● **WHAT IS EXPECTED**: Exactly as written, please set down all of the entries again, with no pictures.

● **EXERCISE INPUT**:
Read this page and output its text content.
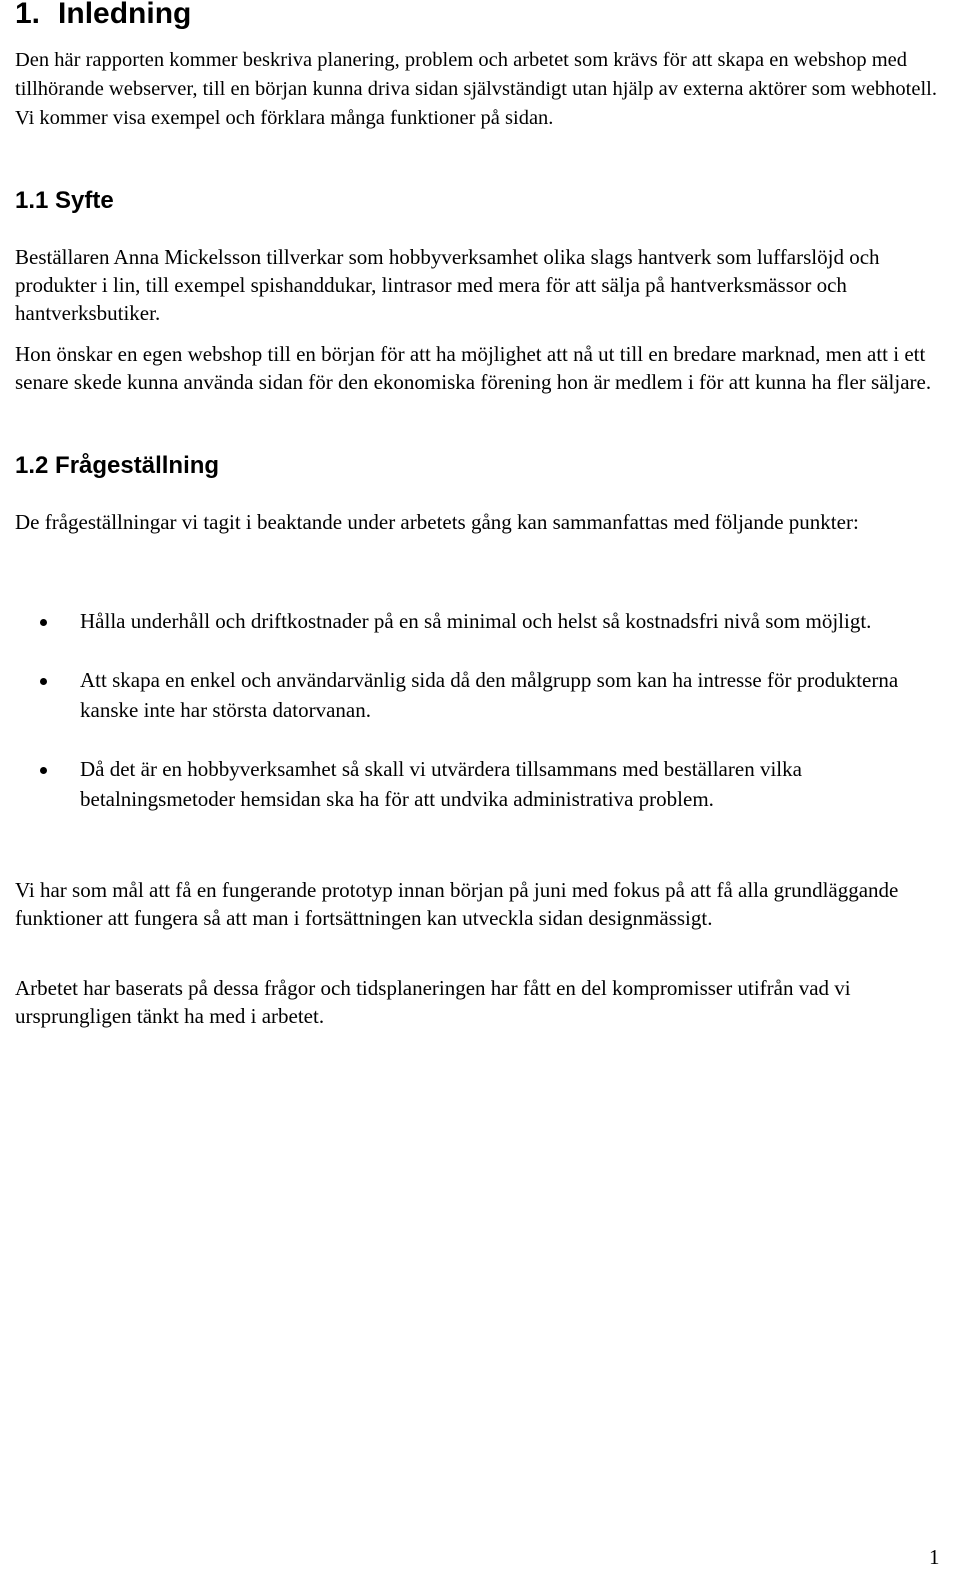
1. Inledning

Den här rapporten kommer beskriva planering, problem och arbetet som krävs för att skapa en webshop med tillhörande webserver, till en början kunna driva sidan självständigt utan hjälp av externa aktörer som webhotell. Vi kommer visa exempel och förklara många funktioner på sidan.

1.1 Syfte

Beställaren Anna Mickelsson tillverkar som hobbyverksamhet olika slags hantverk som luffarslöjd och produkter i lin, till exempel spishanddukar, lintrasor med mera för att sälja på hantverksmässor och hantverksbutiker.

Hon önskar en egen webshop till en början för att ha möjlighet att nå ut till en bredare marknad, men att i ett senare skede kunna använda sidan för den ekonomiska förening hon är medlem i för att kunna ha fler säljare.

1.2 Frågeställning

De frågeställningar vi tagit i beaktande under arbetets gång kan sammanfattas med följande punkter:

Hålla underhåll och driftkostnader på en så minimal och helst så kostnadsfri nivå som möjligt.
Att skapa en enkel och användarvänlig sida då den målgrupp som kan ha intresse för produkterna kanske inte har största datorvanan.
Då det är en hobbyverksamhet så skall vi utvärdera tillsammans med beställaren vilka betalningsmetoder hemsidan ska ha för att undvika administrativa problem.

Vi har som mål att få en fungerande prototyp innan början på juni med fokus på att få alla grundläggande funktioner att fungera så att man i fortsättningen kan utveckla sidan designmässigt.

Arbetet har baserats på dessa frågor och tidsplaneringen har fått en del kompromisser utifrån vad vi ursprungligen tänkt ha med i arbetet.

1
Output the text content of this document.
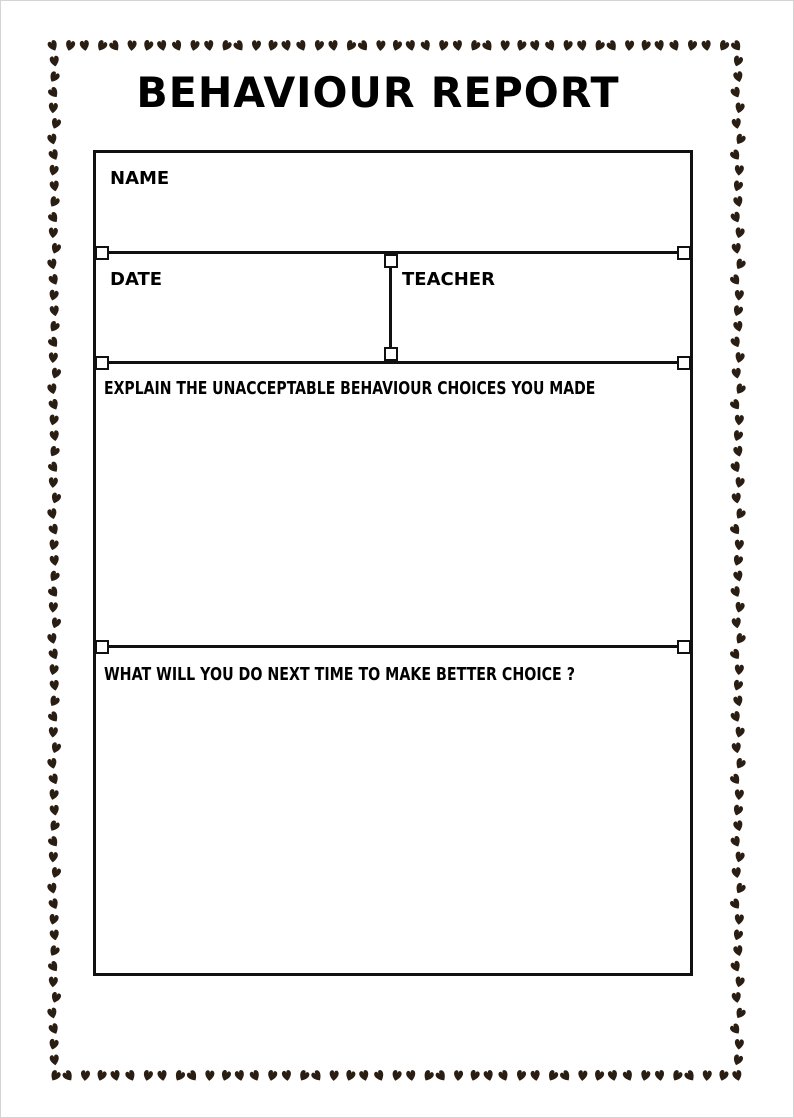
BEHAVIOUR REPORT
NAME
DATE	TEACHER
EXPLAIN THE UNACCEPTABLE BEHAVIOUR CHOICES YOU MADE
WHAT WILL YOU DO NEXT TIME TO MAKE BETTER CHOICE ?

● **TASK RESULT**:
Read this page and output its text content.
1. Inledning

Den här rapporten kommer beskriva planering, problem och arbetet som krävs för att skapa en webshop med tillhörande webserver, till en början kunna driva sidan självständigt utan hjälp av externa aktörer som webhotell. Vi kommer visa exempel och förklara många funktioner på sidan.

1.1 Syfte

Beställaren Anna Mickelsson tillverkar som hobbyverksamhet olika slags hantverk som luffarslöjd och produkter i lin, till exempel spishanddukar, lintrasor med mera för att sälja på hantverksmässor och hantverksbutiker.

Hon önskar en egen webshop till en början för att ha möjlighet att nå ut till en bredare marknad, men att i ett senare skede kunna använda sidan för den ekonomiska förening hon är medlem i för att kunna ha fler säljare.

1.2 Frågeställning

De frågeställningar vi tagit i beaktande under arbetets gång kan sammanfattas med följande punkter:

Hålla underhåll och driftkostnader på en så minimal och helst så kostnadsfri nivå som möjligt.
Att skapa en enkel och användarvänlig sida då den målgrupp som kan ha intresse för produkterna kanske inte har största datorvanan.
Då det är en hobbyverksamhet så skall vi utvärdera tillsammans med beställaren vilka betalningsmetoder hemsidan ska ha för att undvika administrativa problem.

Vi har som mål att få en fungerande prototyp innan början på juni med fokus på att få alla grundläggande funktioner att fungera så att man i fortsättningen kan utveckla sidan designmässigt.

Arbetet har baserats på dessa frågor och tidsplaneringen har fått en del kompromisser utifrån vad vi ursprungligen tänkt ha med i arbetet.

1
Output the text content of this document.
BEHAVIOUR REPORT
NAME
DATE	TEACHER
EXPLAIN THE UNACCEPTABLE BEHAVIOUR CHOICES YOU MADE
WHAT WILL YOU DO NEXT TIME TO MAKE BETTER CHOICE ?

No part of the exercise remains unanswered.